### STORED RECORDS ###

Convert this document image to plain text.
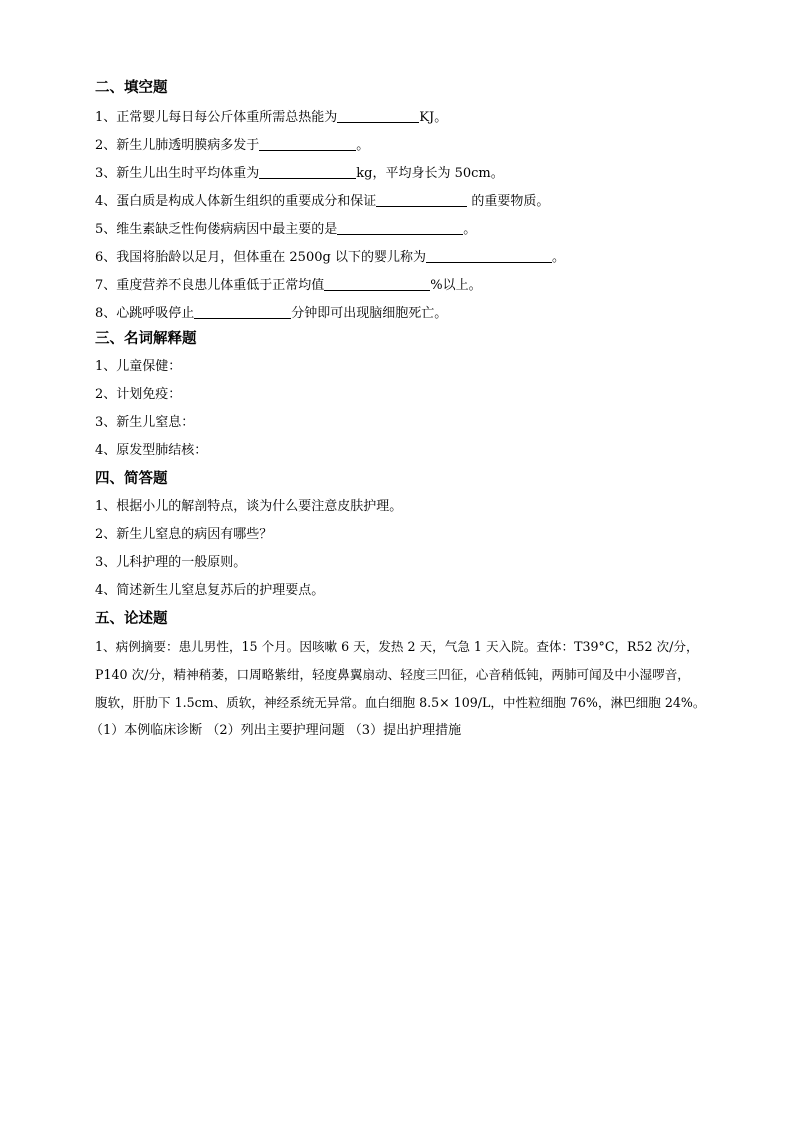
二、填空题
1、正常婴儿每日每公斤体重所需总热能为	KJ。
2、新生儿肺透明膜病多发于	。
3、新生儿出生时平均体重为	kg，平均身长为 50cm。
4、蛋白质是构成人体新生组织的重要成分和保证	的重要物质。
5、维生素缺乏性佝偻病病因中最主要的是	。
6、我国将胎龄以足月，但体重在 2500g 以下的婴儿称为	。
7、重度营养不良患儿体重低于正常均值	%以上。
8、心跳呼吸停止	分钟即可出现脑细胞死亡。
三、名词解释题
1、儿童保健：
2、计划免疫：
3、新生儿窒息：
4、原发型肺结核：
四、简答题
1、根据小儿的解剖特点，谈为什么要注意皮肤护理。
2、新生儿窒息的病因有哪些？
3、儿科护理的一般原则。
4、简述新生儿窒息复苏后的护理要点。
五、论述题
1、病例摘要：患儿男性，15 个月。因咳嗽 6 天，发热 2 天，气急 1 天入院。查体：T39°C，R52 次/分，
P140 次/分，精神稍萎，口周略紫绀，轻度鼻翼扇动、轻度三凹征，心音稍低钝，两肺可闻及中小湿啰音，
腹软，肝肋下 1.5cm、质软，神经系统无异常。血白细胞 8.5× 109/L，中性粒细胞 76%，淋巴细胞 24%。
（1）本例临床诊断 （2）列出主要护理问题 （3）提出护理措施
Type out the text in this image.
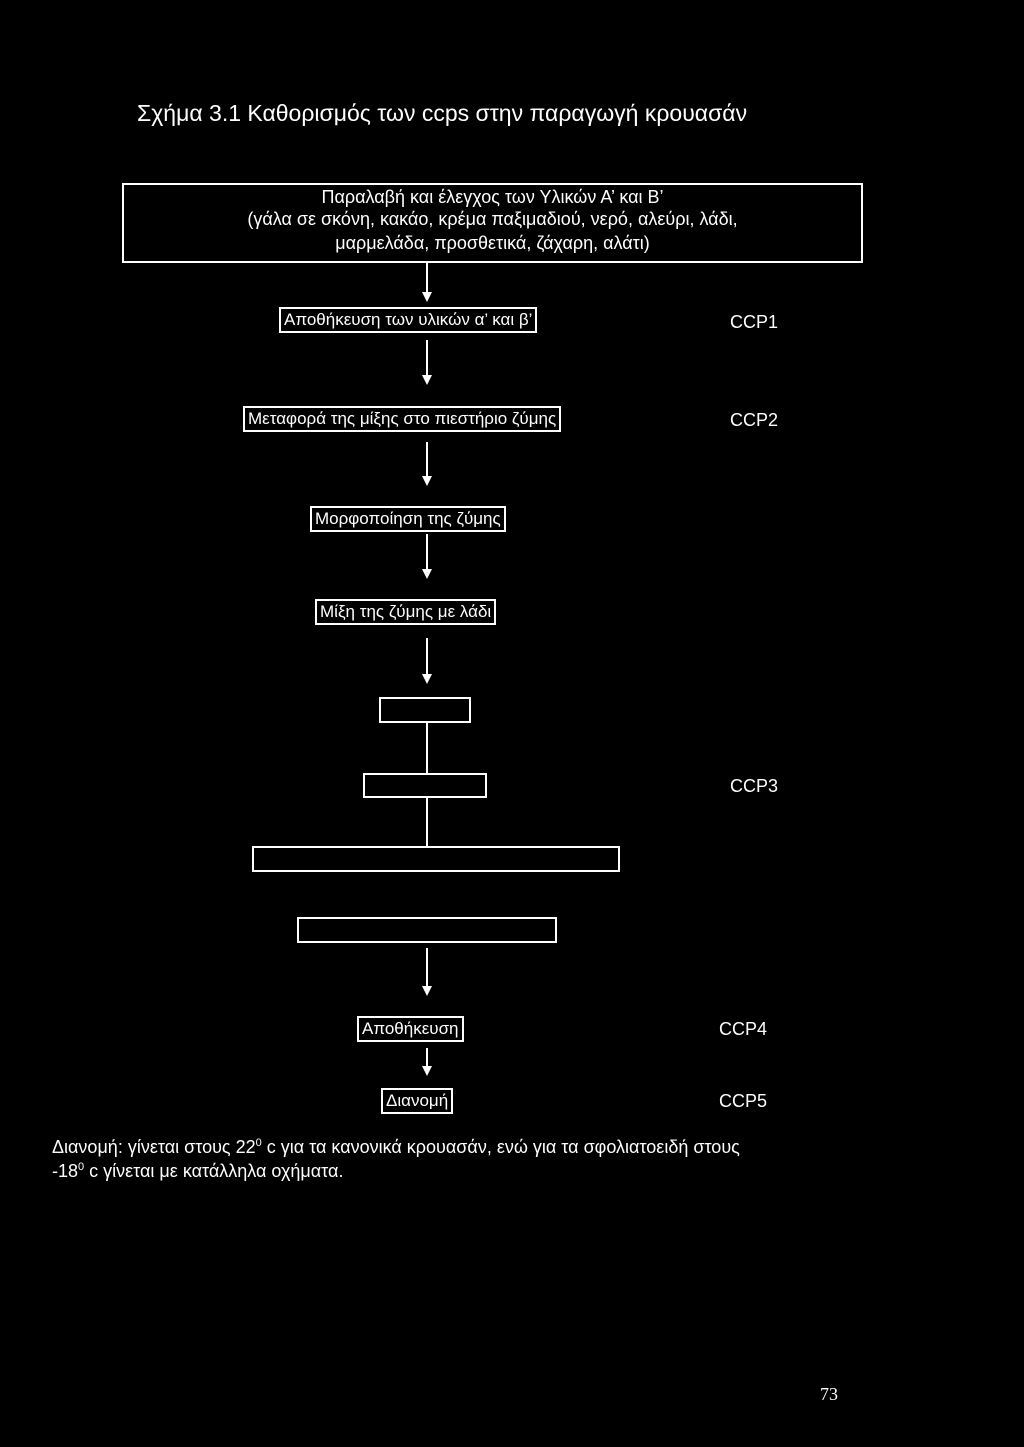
Σχήμα 3.1 Καθορισμός των ccps στην παραγωγή κρουασάν
Παραλαβή και έλεγχος των Υλικών Α’ και Β’
(γάλα σε σκόνη, κακάο, κρέμα παξιμαδιού, νερό, αλεύρι, λάδι,
μαρμελάδα, προσθετικά, ζάχαρη, αλάτι)
Αποθήκευση των υλικών α’ και β’	CCP1
Μεταφορά της μίξης στο πιεστήριο ζύμης	CCP2
Μορφοποίηση της ζύμης
Μίξη της ζύμης με λάδι
CCP3
Αποθήκευση	CCP4
Διανομή	CCP5
Διανομή: γίνεται στους $22^0$ c για τα κανονικά κρουασάν, ενώ για τα σφολιατοειδή στους
$-18^0$ c γίνεται με κατάλληλα οχήματα.
73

###

WHAT NEEDS TO BE DONE - Among the lines above, determine how many hold the word "Αποθήκευση"; report the figure alone.

CORRECT ANSWER - 2